What the exercise asks:
Every line that contains "square" counts once; give the total number of such lines, with no other words.

Records that describe figures
■ ■ ■ ■ ■
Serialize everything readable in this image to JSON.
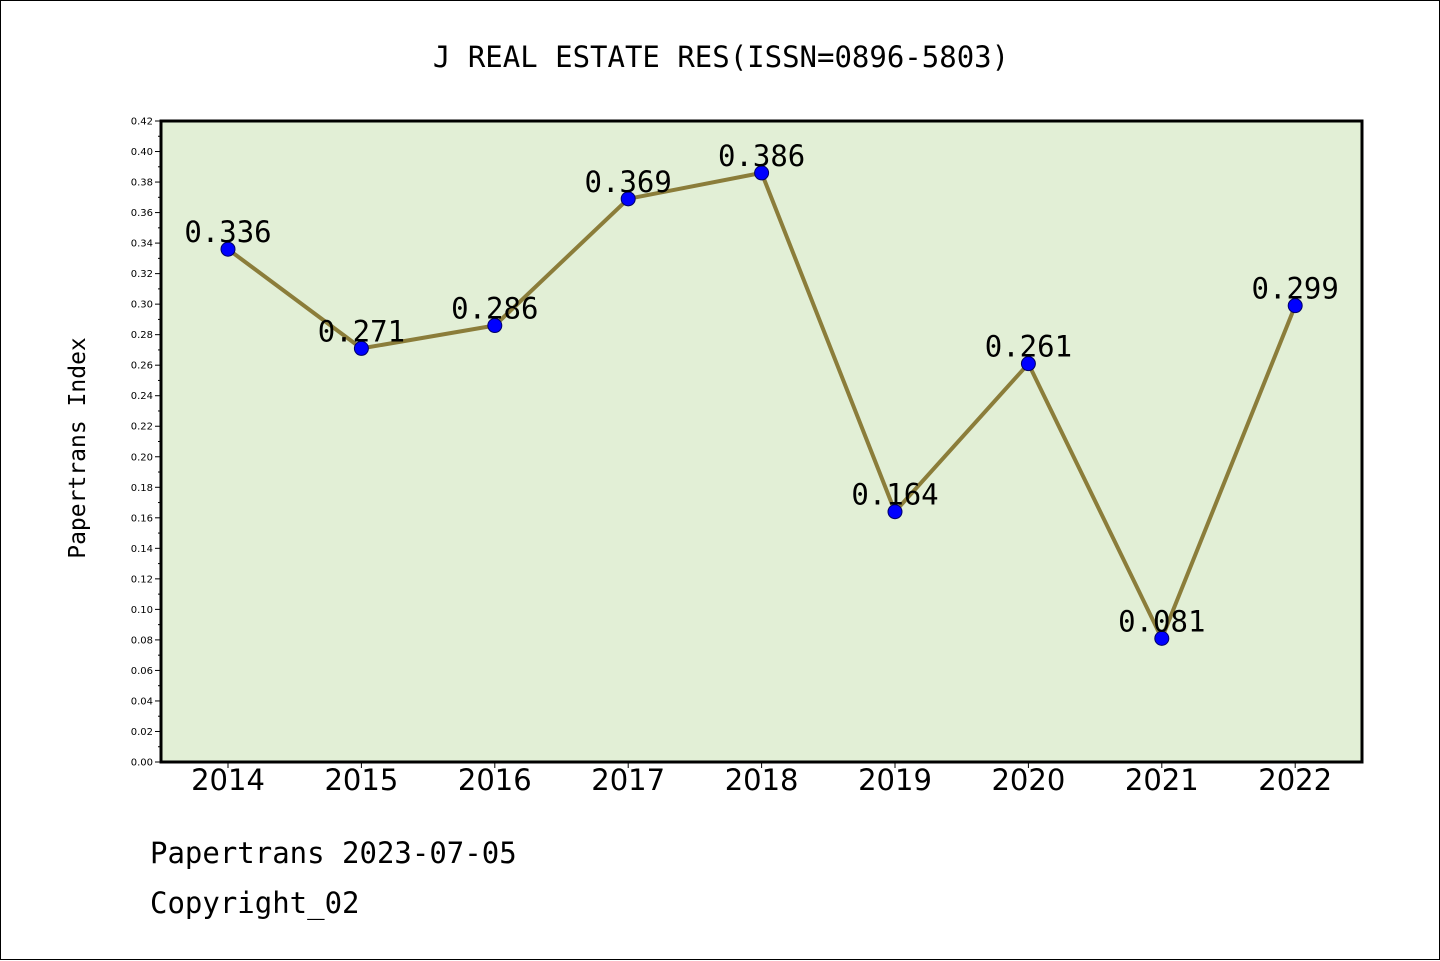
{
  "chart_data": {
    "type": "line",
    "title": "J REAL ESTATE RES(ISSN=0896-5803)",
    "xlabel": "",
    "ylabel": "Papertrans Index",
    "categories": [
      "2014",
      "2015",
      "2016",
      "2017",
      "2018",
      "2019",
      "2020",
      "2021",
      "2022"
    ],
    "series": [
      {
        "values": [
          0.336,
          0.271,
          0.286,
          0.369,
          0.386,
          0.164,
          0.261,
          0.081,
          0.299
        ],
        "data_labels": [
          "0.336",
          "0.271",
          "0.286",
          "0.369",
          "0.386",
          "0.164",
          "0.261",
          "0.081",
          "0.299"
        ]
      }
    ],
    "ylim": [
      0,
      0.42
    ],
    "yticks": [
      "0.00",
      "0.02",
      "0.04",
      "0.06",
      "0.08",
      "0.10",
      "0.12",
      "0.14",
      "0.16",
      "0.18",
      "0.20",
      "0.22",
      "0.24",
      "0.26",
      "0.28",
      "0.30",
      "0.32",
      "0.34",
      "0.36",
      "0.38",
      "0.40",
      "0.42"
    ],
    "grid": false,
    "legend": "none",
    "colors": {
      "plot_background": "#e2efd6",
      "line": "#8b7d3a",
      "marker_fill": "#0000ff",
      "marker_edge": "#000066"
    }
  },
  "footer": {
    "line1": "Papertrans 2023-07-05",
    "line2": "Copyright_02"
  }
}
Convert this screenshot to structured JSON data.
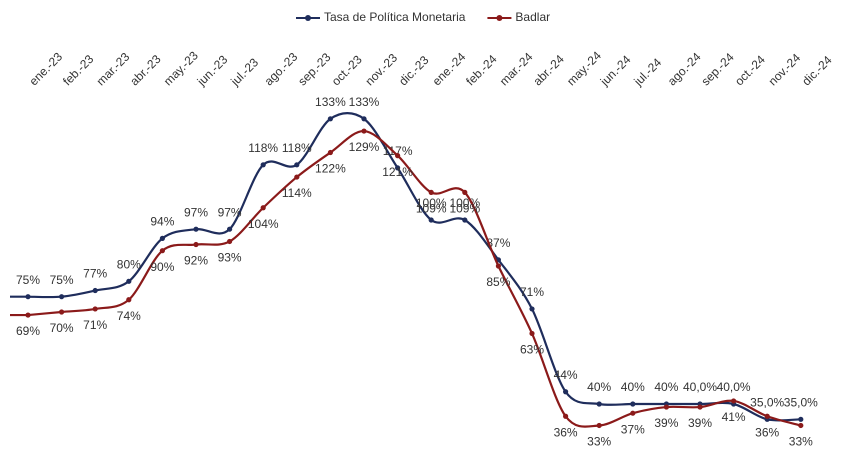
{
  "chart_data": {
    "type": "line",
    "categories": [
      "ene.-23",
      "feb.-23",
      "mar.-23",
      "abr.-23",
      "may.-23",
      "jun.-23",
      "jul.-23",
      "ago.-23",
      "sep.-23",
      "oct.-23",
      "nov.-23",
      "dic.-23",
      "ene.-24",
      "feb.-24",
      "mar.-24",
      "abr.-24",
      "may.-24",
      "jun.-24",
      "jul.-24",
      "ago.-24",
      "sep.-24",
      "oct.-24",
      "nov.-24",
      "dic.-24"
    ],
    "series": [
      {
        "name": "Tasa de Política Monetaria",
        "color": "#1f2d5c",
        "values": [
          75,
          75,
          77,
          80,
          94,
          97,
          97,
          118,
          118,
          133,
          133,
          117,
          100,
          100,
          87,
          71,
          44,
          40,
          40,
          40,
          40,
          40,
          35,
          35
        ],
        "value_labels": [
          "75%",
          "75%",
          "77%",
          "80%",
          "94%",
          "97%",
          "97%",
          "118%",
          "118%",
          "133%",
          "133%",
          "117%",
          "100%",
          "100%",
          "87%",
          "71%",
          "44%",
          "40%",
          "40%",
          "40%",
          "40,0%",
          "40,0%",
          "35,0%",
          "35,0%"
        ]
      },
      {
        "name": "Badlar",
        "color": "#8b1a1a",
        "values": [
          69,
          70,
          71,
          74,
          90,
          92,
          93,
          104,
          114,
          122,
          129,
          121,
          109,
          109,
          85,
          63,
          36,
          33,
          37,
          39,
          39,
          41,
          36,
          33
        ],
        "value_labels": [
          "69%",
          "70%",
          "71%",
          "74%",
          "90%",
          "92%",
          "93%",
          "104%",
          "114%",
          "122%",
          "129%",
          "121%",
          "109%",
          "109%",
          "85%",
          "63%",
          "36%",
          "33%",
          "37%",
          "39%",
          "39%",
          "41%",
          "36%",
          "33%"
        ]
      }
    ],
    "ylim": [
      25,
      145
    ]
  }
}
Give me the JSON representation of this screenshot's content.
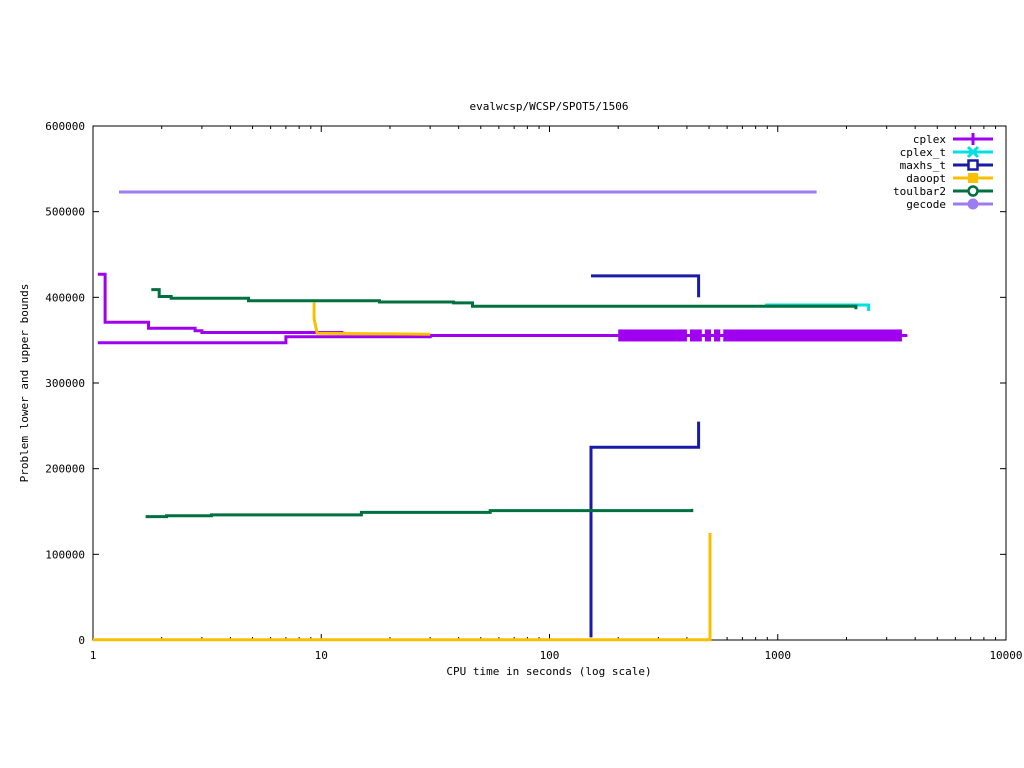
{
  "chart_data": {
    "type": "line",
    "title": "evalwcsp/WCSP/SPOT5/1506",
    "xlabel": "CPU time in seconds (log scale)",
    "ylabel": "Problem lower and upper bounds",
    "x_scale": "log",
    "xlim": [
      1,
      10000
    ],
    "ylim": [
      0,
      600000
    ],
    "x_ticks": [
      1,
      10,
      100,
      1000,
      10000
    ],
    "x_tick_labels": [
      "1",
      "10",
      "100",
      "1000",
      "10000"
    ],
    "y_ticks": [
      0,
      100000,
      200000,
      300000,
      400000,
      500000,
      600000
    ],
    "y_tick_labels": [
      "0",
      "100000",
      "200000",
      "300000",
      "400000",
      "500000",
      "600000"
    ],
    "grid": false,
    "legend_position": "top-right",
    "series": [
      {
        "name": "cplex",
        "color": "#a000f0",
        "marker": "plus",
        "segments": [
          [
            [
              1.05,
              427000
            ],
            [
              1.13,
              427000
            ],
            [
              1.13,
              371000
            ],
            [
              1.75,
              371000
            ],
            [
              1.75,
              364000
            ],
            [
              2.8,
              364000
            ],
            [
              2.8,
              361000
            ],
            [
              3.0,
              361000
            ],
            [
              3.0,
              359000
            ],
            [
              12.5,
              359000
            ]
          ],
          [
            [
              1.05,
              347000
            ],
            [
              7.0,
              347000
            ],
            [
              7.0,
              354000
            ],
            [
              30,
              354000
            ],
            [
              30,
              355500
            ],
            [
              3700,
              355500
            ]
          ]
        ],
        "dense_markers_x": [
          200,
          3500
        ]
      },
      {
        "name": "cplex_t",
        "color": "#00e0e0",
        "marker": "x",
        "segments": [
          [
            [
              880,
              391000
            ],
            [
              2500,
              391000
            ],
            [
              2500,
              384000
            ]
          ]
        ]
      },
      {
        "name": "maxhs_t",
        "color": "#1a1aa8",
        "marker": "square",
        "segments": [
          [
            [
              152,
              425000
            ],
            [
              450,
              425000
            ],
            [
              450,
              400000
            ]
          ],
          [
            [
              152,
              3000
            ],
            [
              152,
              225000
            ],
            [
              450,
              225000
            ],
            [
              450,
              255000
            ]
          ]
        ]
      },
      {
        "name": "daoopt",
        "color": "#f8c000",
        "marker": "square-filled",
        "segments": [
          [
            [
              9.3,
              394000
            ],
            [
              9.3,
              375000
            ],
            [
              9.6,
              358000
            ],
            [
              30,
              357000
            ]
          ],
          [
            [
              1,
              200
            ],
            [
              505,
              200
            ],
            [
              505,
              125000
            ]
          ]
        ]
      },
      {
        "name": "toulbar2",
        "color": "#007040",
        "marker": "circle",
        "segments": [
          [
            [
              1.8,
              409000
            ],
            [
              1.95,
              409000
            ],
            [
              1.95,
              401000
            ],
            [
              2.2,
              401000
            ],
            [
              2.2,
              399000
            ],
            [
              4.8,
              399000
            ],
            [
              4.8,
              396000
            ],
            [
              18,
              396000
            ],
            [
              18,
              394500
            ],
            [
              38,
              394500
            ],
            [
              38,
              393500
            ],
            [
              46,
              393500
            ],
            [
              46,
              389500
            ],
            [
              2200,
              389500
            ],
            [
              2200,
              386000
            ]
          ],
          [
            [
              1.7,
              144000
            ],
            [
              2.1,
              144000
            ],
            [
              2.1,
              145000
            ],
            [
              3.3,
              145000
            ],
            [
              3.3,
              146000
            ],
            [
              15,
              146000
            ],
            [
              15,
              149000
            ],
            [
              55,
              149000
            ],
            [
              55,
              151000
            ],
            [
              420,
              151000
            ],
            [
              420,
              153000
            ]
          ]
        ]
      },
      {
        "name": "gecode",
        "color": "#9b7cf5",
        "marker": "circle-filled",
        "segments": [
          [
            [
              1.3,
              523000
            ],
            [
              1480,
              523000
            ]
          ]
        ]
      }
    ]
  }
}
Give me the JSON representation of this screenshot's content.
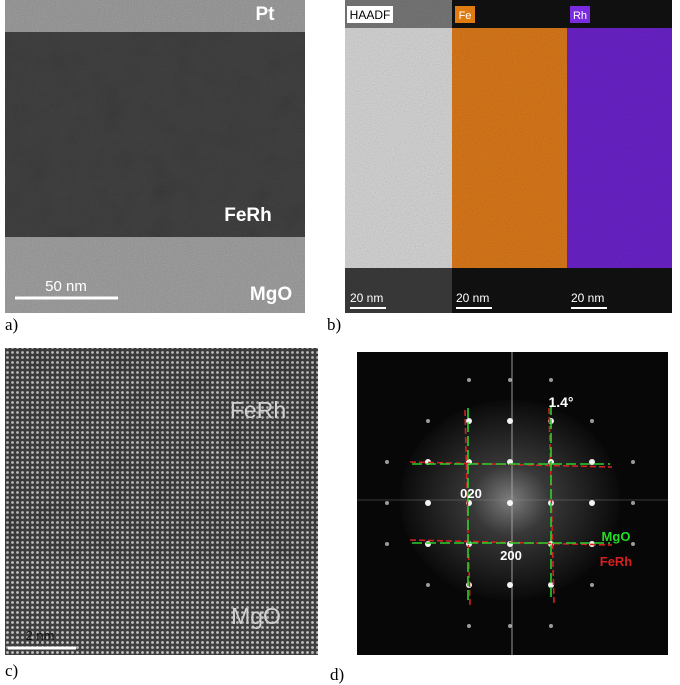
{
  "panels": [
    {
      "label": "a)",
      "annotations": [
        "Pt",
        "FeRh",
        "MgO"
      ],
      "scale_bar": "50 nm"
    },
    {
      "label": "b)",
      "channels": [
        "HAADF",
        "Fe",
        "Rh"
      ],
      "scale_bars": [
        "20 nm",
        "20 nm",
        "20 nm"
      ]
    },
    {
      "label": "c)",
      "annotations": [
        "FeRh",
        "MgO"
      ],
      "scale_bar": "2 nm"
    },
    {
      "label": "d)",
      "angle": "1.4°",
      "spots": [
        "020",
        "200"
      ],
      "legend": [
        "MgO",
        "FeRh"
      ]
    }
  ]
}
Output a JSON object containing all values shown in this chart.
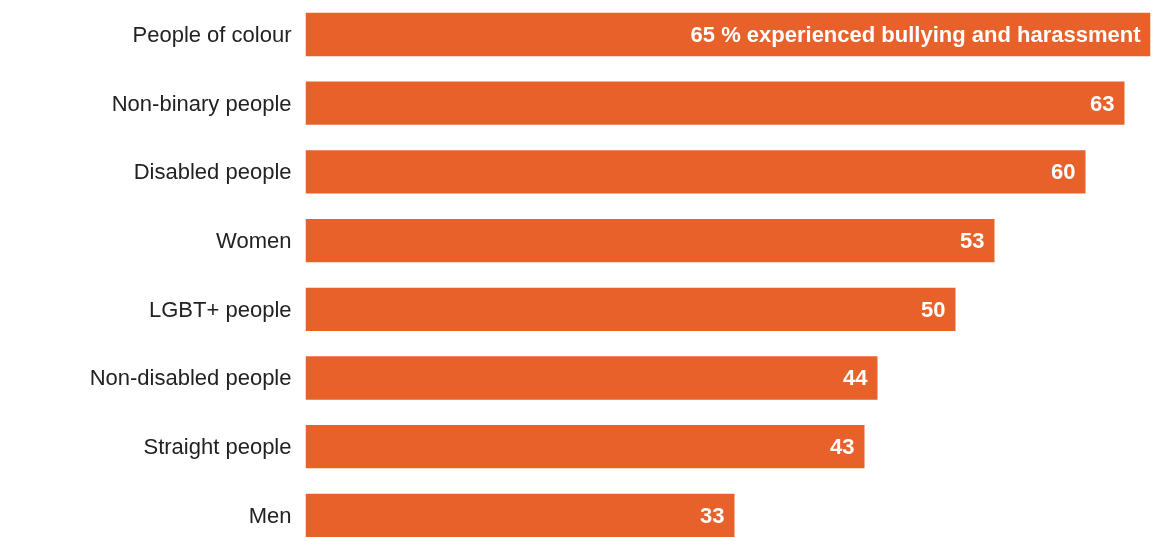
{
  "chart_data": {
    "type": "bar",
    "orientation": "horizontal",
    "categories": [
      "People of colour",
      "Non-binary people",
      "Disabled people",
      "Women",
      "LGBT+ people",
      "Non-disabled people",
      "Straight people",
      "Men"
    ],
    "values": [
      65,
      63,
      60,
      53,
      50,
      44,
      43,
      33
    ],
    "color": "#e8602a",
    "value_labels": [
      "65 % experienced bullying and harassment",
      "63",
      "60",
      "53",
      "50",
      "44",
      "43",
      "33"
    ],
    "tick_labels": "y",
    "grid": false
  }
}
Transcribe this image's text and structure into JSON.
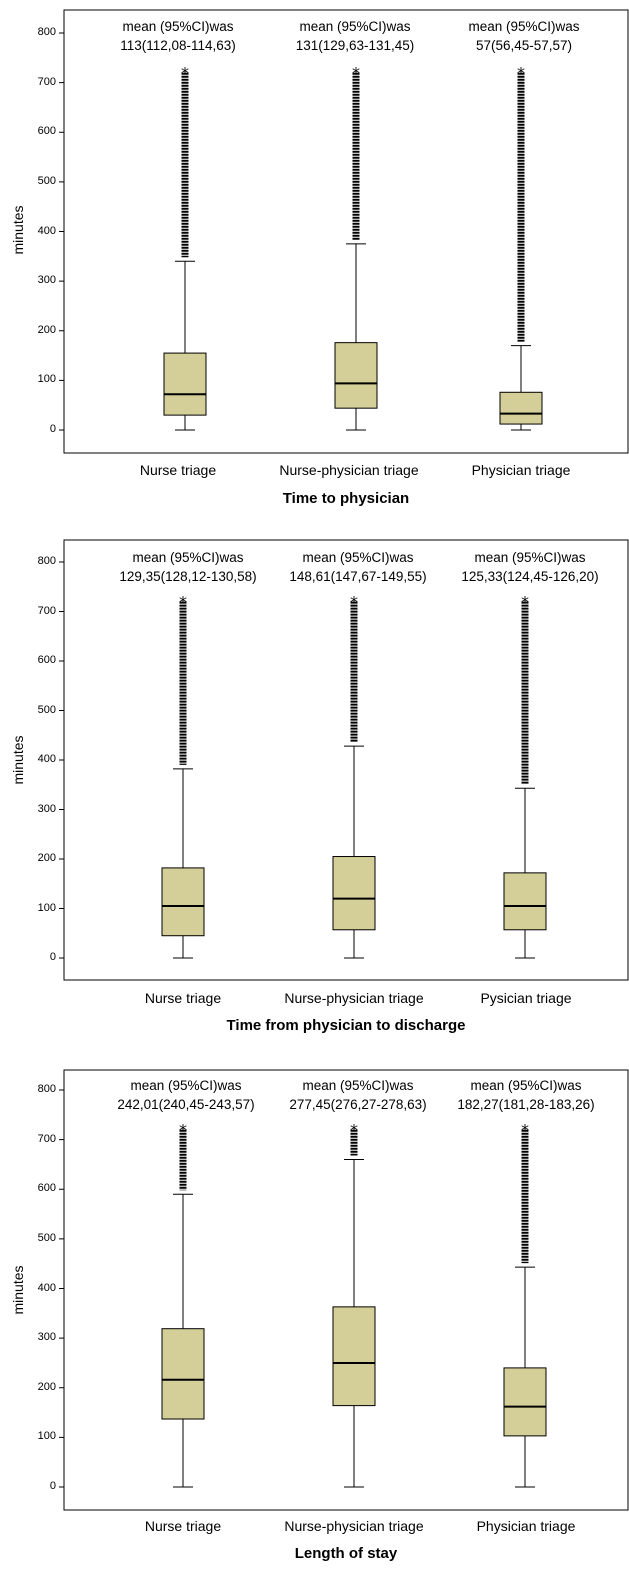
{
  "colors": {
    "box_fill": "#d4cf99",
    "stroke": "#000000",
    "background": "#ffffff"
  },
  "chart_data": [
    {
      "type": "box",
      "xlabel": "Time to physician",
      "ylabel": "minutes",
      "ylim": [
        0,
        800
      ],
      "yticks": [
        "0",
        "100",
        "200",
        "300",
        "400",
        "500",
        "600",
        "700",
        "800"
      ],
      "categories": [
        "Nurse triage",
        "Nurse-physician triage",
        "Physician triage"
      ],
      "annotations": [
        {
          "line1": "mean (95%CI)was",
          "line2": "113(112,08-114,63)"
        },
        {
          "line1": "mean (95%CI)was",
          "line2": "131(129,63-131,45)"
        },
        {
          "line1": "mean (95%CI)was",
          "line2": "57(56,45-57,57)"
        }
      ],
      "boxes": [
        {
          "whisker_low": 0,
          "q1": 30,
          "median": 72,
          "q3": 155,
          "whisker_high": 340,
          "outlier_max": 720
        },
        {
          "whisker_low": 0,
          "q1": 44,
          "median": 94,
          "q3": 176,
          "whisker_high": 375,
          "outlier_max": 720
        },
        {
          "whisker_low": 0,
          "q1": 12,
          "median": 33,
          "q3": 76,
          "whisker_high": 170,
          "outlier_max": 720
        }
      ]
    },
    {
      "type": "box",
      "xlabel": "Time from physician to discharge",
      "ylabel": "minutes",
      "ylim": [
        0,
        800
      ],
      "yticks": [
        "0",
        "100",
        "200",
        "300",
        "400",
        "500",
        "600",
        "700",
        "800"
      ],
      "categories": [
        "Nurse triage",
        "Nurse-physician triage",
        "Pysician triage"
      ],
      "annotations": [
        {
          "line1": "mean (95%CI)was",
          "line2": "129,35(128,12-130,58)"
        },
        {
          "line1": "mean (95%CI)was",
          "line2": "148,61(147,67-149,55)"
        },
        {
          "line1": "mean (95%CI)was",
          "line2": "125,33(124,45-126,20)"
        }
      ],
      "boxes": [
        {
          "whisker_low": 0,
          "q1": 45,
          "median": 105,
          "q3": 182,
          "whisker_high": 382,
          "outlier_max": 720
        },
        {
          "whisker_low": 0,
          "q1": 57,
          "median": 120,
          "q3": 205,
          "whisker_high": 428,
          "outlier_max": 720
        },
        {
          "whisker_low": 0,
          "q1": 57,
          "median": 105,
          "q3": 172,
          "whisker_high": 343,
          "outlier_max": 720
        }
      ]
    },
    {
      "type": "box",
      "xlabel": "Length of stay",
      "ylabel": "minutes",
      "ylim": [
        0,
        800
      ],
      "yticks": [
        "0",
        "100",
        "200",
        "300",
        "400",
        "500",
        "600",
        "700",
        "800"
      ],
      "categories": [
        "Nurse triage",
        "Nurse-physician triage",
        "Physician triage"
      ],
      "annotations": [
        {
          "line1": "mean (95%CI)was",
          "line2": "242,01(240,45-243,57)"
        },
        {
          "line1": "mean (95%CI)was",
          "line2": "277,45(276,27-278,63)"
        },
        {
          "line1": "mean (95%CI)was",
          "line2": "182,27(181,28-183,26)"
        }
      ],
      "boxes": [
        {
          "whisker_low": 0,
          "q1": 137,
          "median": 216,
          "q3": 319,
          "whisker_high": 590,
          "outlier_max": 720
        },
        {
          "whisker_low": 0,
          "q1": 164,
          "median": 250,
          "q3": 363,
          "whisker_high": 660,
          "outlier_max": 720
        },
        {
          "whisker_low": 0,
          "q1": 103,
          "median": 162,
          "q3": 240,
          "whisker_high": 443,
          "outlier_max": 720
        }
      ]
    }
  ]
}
■ ■ ■ ■ ■
The response:
2